## WHAT TO PRODUCE
Please return every line of the records below that contains the word "bracket".

(GIVEN DATA begins)

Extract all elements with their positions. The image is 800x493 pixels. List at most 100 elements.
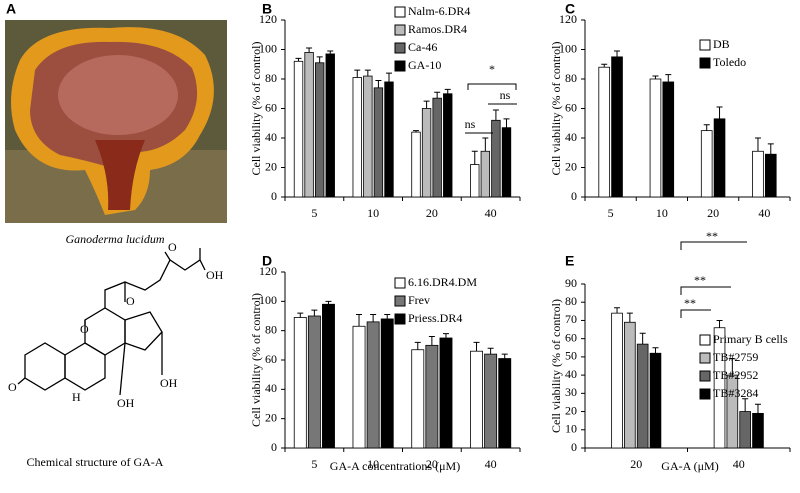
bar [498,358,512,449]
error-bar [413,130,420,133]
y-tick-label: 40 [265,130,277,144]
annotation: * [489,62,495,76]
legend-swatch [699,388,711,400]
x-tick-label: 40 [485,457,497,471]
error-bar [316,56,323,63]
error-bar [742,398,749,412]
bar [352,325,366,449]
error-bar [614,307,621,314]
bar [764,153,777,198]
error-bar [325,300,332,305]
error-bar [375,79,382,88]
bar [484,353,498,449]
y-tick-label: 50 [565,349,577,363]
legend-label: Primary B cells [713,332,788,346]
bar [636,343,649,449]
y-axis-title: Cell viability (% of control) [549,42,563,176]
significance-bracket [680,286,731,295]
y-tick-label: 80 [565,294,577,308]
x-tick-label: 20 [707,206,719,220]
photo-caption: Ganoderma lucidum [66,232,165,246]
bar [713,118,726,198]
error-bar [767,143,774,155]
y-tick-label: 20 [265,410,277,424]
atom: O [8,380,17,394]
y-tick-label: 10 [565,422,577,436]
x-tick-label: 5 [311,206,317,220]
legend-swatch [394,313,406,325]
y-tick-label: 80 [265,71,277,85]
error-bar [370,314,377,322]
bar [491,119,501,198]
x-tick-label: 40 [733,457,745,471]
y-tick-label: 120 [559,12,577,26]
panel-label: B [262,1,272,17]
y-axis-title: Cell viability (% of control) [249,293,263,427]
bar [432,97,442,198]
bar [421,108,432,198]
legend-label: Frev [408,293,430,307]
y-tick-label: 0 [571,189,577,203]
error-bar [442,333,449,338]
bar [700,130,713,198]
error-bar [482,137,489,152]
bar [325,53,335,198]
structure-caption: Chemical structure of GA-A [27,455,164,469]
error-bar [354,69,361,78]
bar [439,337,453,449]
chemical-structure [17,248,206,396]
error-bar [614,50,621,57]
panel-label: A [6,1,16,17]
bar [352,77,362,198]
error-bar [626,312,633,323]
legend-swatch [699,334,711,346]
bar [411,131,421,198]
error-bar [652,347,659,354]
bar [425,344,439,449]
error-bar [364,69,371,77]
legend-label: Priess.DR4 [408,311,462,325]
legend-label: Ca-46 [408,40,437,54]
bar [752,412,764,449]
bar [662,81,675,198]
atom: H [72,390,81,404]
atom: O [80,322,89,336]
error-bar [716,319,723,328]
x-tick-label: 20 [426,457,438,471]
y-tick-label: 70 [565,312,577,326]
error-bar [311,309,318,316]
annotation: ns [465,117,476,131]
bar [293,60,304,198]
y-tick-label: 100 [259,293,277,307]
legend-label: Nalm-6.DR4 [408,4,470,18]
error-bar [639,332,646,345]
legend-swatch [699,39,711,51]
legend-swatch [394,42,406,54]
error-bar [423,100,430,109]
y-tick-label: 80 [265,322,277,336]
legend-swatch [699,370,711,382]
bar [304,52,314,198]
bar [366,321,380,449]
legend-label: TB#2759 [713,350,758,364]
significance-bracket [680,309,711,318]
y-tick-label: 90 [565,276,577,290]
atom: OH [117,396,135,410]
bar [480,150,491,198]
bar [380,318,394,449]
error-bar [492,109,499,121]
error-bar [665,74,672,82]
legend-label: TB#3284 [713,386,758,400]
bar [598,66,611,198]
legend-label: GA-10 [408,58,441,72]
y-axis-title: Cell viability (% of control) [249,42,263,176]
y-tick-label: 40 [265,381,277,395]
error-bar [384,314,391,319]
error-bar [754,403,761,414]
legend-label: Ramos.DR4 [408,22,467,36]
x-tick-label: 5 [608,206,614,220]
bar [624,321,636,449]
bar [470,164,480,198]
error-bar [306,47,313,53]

(GIVEN DATA ends)
(GIVEN DATA begins)

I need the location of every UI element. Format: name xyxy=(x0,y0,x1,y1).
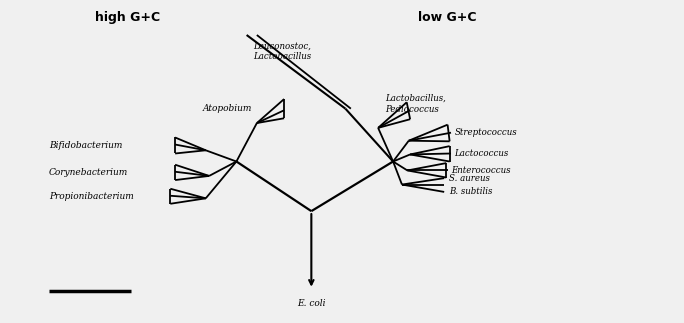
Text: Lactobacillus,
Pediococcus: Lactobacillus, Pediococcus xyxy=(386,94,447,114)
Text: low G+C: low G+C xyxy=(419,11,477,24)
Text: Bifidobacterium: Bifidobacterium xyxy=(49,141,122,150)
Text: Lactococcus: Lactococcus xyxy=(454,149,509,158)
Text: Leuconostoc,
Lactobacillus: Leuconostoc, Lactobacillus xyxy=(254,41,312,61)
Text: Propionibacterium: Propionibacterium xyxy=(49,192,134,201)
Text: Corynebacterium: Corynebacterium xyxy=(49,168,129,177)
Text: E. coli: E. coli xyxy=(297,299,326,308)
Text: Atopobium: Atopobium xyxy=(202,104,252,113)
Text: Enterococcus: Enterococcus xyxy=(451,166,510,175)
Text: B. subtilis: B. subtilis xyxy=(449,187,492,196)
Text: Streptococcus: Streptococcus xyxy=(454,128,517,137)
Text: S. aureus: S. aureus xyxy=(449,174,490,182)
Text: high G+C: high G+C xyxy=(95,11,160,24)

(GIVEN DATA ends)

## EXERCISE SOLUTION
significance-bracket [680,286,731,295]
significance-bracket [680,309,711,318]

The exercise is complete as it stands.